● Problem statement
Print out every line, exactly as written.

● Data

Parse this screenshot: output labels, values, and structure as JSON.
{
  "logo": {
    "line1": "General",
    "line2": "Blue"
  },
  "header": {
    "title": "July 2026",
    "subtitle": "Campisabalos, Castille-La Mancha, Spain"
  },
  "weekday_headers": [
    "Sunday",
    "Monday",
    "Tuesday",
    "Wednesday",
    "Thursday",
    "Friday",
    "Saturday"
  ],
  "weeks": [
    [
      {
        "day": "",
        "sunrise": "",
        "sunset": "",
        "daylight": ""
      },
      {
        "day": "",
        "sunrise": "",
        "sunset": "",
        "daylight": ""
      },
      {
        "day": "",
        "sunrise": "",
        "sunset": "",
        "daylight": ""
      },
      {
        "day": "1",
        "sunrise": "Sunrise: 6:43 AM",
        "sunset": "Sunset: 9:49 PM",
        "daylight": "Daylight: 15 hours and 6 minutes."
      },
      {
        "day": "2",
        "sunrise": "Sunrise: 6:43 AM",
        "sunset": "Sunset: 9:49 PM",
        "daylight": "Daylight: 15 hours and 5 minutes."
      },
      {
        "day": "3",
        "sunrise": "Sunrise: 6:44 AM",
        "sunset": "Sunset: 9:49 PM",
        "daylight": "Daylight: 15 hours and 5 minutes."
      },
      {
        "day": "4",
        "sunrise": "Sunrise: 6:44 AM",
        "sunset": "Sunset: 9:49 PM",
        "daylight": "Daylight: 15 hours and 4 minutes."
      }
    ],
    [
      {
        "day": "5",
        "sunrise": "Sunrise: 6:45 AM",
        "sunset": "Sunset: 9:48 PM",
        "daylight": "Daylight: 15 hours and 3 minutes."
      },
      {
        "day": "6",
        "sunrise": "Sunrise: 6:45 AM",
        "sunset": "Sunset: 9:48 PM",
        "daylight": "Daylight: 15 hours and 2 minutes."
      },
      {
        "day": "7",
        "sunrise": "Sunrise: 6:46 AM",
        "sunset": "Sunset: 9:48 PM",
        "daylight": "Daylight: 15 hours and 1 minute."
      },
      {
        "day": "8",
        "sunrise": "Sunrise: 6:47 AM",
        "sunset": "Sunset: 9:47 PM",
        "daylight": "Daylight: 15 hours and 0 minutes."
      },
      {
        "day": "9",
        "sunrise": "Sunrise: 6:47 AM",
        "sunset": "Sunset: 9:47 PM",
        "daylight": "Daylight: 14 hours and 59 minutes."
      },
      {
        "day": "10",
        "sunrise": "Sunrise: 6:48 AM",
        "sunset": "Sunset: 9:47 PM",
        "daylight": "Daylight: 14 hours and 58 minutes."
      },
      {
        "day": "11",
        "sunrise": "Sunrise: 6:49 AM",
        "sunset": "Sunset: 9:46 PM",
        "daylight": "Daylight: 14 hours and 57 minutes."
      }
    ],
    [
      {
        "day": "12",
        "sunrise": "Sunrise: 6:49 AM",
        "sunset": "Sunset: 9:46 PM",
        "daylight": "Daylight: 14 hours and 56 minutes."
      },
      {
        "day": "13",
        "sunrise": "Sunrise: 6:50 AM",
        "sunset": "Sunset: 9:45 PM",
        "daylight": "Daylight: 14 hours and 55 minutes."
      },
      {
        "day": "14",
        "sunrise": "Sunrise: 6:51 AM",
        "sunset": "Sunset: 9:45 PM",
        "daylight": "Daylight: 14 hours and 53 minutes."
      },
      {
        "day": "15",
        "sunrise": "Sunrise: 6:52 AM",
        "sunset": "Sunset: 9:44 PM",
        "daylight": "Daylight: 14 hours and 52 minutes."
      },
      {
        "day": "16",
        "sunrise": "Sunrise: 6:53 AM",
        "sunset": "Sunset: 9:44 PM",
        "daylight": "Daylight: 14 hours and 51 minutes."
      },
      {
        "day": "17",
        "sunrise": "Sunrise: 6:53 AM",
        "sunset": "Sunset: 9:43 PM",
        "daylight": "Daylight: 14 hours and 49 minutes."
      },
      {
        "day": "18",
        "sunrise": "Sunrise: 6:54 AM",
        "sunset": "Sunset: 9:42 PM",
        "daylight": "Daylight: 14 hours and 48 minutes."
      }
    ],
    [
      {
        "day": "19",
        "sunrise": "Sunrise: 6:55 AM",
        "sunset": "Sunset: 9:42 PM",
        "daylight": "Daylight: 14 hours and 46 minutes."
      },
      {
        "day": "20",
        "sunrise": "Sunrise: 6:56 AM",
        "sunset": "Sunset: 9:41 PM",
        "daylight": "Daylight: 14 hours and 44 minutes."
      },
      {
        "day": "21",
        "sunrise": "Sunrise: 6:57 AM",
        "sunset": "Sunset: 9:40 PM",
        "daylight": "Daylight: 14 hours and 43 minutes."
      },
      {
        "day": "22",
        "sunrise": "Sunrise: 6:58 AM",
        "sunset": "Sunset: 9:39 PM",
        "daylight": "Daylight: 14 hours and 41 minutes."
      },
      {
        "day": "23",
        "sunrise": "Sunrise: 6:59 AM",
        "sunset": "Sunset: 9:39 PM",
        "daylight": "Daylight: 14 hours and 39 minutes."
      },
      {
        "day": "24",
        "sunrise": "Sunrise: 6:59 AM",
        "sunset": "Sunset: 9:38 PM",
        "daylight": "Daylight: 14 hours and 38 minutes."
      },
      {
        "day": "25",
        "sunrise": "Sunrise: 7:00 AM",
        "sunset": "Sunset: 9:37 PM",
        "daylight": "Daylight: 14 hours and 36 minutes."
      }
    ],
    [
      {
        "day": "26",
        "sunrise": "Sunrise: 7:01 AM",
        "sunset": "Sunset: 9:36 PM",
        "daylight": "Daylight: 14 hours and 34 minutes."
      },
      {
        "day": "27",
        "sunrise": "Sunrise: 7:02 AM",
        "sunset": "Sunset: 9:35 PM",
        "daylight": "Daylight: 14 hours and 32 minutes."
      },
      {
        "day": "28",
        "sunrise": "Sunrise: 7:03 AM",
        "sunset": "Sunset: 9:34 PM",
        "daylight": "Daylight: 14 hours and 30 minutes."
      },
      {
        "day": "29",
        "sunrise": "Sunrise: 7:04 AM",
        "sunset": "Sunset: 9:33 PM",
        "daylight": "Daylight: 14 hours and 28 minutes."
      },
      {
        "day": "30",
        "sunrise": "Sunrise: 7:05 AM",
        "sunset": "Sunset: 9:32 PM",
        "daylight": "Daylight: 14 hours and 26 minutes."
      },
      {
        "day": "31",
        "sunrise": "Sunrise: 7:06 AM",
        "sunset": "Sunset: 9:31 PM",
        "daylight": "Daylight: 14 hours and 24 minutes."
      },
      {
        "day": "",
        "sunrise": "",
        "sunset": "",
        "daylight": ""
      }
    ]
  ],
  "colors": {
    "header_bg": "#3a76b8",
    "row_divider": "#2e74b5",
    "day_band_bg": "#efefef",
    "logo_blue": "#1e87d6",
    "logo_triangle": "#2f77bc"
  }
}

● Response to this task
Parse this screenshot: output labels, values, and structure as JSON.
{
  "logo": {
    "line1": "General",
    "line2": "Blue"
  },
  "header": {
    "title": "July 2026",
    "subtitle": "Campisabalos, Castille-La Mancha, Spain"
  },
  "weekday_headers": [
    "Sunday",
    "Monday",
    "Tuesday",
    "Wednesday",
    "Thursday",
    "Friday",
    "Saturday"
  ],
  "weeks": [
    [
      {
        "day": "",
        "sunrise": "",
        "sunset": "",
        "daylight": ""
      },
      {
        "day": "",
        "sunrise": "",
        "sunset": "",
        "daylight": ""
      },
      {
        "day": "",
        "sunrise": "",
        "sunset": "",
        "daylight": ""
      },
      {
        "day": "1",
        "sunrise": "Sunrise: 6:43 AM",
        "sunset": "Sunset: 9:49 PM",
        "daylight": "Daylight: 15 hours and 6 minutes."
      },
      {
        "day": "2",
        "sunrise": "Sunrise: 6:43 AM",
        "sunset": "Sunset: 9:49 PM",
        "daylight": "Daylight: 15 hours and 5 minutes."
      },
      {
        "day": "3",
        "sunrise": "Sunrise: 6:44 AM",
        "sunset": "Sunset: 9:49 PM",
        "daylight": "Daylight: 15 hours and 5 minutes."
      },
      {
        "day": "4",
        "sunrise": "Sunrise: 6:44 AM",
        "sunset": "Sunset: 9:49 PM",
        "daylight": "Daylight: 15 hours and 4 minutes."
      }
    ],
    [
      {
        "day": "5",
        "sunrise": "Sunrise: 6:45 AM",
        "sunset": "Sunset: 9:48 PM",
        "daylight": "Daylight: 15 hours and 3 minutes."
      },
      {
        "day": "6",
        "sunrise": "Sunrise: 6:45 AM",
        "sunset": "Sunset: 9:48 PM",
        "daylight": "Daylight: 15 hours and 2 minutes."
      },
      {
        "day": "7",
        "sunrise": "Sunrise: 6:46 AM",
        "sunset": "Sunset: 9:48 PM",
        "daylight": "Daylight: 15 hours and 1 minute."
      },
      {
        "day": "8",
        "sunrise": "Sunrise: 6:47 AM",
        "sunset": "Sunset: 9:47 PM",
        "daylight": "Daylight: 15 hours and 0 minutes."
      },
      {
        "day": "9",
        "sunrise": "Sunrise: 6:47 AM",
        "sunset": "Sunset: 9:47 PM",
        "daylight": "Daylight: 14 hours and 59 minutes."
      },
      {
        "day": "10",
        "sunrise": "Sunrise: 6:48 AM",
        "sunset": "Sunset: 9:47 PM",
        "daylight": "Daylight: 14 hours and 58 minutes."
      },
      {
        "day": "11",
        "sunrise": "Sunrise: 6:49 AM",
        "sunset": "Sunset: 9:46 PM",
        "daylight": "Daylight: 14 hours and 57 minutes."
      }
    ],
    [
      {
        "day": "12",
        "sunrise": "Sunrise: 6:49 AM",
        "sunset": "Sunset: 9:46 PM",
        "daylight": "Daylight: 14 hours and 56 minutes."
      },
      {
        "day": "13",
        "sunrise": "Sunrise: 6:50 AM",
        "sunset": "Sunset: 9:45 PM",
        "daylight": "Daylight: 14 hours and 55 minutes."
      },
      {
        "day": "14",
        "sunrise": "Sunrise: 6:51 AM",
        "sunset": "Sunset: 9:45 PM",
        "daylight": "Daylight: 14 hours and 53 minutes."
      },
      {
        "day": "15",
        "sunrise": "Sunrise: 6:52 AM",
        "sunset": "Sunset: 9:44 PM",
        "daylight": "Daylight: 14 hours and 52 minutes."
      },
      {
        "day": "16",
        "sunrise": "Sunrise: 6:53 AM",
        "sunset": "Sunset: 9:44 PM",
        "daylight": "Daylight: 14 hours and 51 minutes."
      },
      {
        "day": "17",
        "sunrise": "Sunrise: 6:53 AM",
        "sunset": "Sunset: 9:43 PM",
        "daylight": "Daylight: 14 hours and 49 minutes."
      },
      {
        "day": "18",
        "sunrise": "Sunrise: 6:54 AM",
        "sunset": "Sunset: 9:42 PM",
        "daylight": "Daylight: 14 hours and 48 minutes."
      }
    ],
    [
      {
        "day": "19",
        "sunrise": "Sunrise: 6:55 AM",
        "sunset": "Sunset: 9:42 PM",
        "daylight": "Daylight: 14 hours and 46 minutes."
      },
      {
        "day": "20",
        "sunrise": "Sunrise: 6:56 AM",
        "sunset": "Sunset: 9:41 PM",
        "daylight": "Daylight: 14 hours and 44 minutes."
      },
      {
        "day": "21",
        "sunrise": "Sunrise: 6:57 AM",
        "sunset": "Sunset: 9:40 PM",
        "daylight": "Daylight: 14 hours and 43 minutes."
      },
      {
        "day": "22",
        "sunrise": "Sunrise: 6:58 AM",
        "sunset": "Sunset: 9:39 PM",
        "daylight": "Daylight: 14 hours and 41 minutes."
      },
      {
        "day": "23",
        "sunrise": "Sunrise: 6:59 AM",
        "sunset": "Sunset: 9:39 PM",
        "daylight": "Daylight: 14 hours and 39 minutes."
      },
      {
        "day": "24",
        "sunrise": "Sunrise: 6:59 AM",
        "sunset": "Sunset: 9:38 PM",
        "daylight": "Daylight: 14 hours and 38 minutes."
      },
      {
        "day": "25",
        "sunrise": "Sunrise: 7:00 AM",
        "sunset": "Sunset: 9:37 PM",
        "daylight": "Daylight: 14 hours and 36 minutes."
      }
    ],
    [
      {
        "day": "26",
        "sunrise": "Sunrise: 7:01 AM",
        "sunset": "Sunset: 9:36 PM",
        "daylight": "Daylight: 14 hours and 34 minutes."
      },
      {
        "day": "27",
        "sunrise": "Sunrise: 7:02 AM",
        "sunset": "Sunset: 9:35 PM",
        "daylight": "Daylight: 14 hours and 32 minutes."
      },
      {
        "day": "28",
        "sunrise": "Sunrise: 7:03 AM",
        "sunset": "Sunset: 9:34 PM",
        "daylight": "Daylight: 14 hours and 30 minutes."
      },
      {
        "day": "29",
        "sunrise": "Sunrise: 7:04 AM",
        "sunset": "Sunset: 9:33 PM",
        "daylight": "Daylight: 14 hours and 28 minutes."
      },
      {
        "day": "30",
        "sunrise": "Sunrise: 7:05 AM",
        "sunset": "Sunset: 9:32 PM",
        "daylight": "Daylight: 14 hours and 26 minutes."
      },
      {
        "day": "31",
        "sunrise": "Sunrise: 7:06 AM",
        "sunset": "Sunset: 9:31 PM",
        "daylight": "Daylight: 14 hours and 24 minutes."
      },
      {
        "day": "",
        "sunrise": "",
        "sunset": "",
        "daylight": ""
      }
    ]
  ],
  "colors": {
    "header_bg": "#3a76b8",
    "row_divider": "#2e74b5",
    "day_band_bg": "#efefef",
    "logo_blue": "#1e87d6",
    "logo_triangle": "#2f77bc"
  }
}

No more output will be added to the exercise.